* **What to work on**:
Using the listing below, report all lines holding the word "this".

[Dataset items]
[start]

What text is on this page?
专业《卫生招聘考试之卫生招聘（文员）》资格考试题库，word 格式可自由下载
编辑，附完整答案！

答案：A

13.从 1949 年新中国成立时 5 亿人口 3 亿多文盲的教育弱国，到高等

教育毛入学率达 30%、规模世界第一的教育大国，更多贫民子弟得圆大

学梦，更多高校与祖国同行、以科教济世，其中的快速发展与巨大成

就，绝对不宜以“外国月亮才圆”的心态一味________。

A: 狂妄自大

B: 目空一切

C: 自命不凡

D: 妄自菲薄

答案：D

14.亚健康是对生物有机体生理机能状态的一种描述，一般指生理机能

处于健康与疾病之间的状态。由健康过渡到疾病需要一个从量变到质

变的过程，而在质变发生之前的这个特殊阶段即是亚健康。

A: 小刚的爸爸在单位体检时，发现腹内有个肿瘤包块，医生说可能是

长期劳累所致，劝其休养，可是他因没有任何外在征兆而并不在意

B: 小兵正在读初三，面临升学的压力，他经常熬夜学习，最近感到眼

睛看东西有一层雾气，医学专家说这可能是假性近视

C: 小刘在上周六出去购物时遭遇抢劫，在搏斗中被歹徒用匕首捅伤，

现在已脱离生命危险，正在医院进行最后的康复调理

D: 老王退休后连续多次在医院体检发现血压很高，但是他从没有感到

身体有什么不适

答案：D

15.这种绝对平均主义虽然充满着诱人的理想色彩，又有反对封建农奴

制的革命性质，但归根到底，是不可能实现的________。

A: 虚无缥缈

[end]
[start]

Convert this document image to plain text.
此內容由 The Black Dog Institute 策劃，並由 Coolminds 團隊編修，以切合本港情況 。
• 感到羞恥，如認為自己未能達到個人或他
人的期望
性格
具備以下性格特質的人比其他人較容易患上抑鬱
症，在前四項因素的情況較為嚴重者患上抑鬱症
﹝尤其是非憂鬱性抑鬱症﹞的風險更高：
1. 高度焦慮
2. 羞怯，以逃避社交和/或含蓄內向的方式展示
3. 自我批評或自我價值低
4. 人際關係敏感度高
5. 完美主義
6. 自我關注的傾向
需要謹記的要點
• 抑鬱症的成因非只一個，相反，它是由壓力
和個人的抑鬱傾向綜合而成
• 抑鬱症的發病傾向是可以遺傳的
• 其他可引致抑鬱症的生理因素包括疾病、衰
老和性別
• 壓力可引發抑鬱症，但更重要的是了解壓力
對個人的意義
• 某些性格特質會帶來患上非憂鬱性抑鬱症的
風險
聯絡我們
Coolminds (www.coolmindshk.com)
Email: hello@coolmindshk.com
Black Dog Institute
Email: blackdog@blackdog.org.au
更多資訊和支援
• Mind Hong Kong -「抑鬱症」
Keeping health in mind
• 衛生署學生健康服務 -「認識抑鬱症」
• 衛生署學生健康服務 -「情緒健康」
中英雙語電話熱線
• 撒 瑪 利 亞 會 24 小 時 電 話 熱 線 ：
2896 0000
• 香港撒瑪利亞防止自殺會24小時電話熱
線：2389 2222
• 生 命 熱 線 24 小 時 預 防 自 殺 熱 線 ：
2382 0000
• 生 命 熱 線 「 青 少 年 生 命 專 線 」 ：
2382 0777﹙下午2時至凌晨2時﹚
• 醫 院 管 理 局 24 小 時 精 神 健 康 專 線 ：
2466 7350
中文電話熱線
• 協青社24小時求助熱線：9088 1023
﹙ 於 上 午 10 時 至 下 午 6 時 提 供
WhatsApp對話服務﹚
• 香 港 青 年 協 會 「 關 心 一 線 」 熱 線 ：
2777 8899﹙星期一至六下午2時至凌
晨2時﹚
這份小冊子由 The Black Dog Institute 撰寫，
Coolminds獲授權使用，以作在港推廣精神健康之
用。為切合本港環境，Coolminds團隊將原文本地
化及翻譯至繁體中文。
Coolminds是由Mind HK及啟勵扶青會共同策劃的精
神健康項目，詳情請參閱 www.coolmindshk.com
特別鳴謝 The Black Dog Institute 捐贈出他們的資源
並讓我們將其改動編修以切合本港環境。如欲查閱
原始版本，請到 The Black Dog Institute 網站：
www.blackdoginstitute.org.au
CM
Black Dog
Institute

[end]

* **Response to the task**:
What text is on this page?
Convert this document image to plain text.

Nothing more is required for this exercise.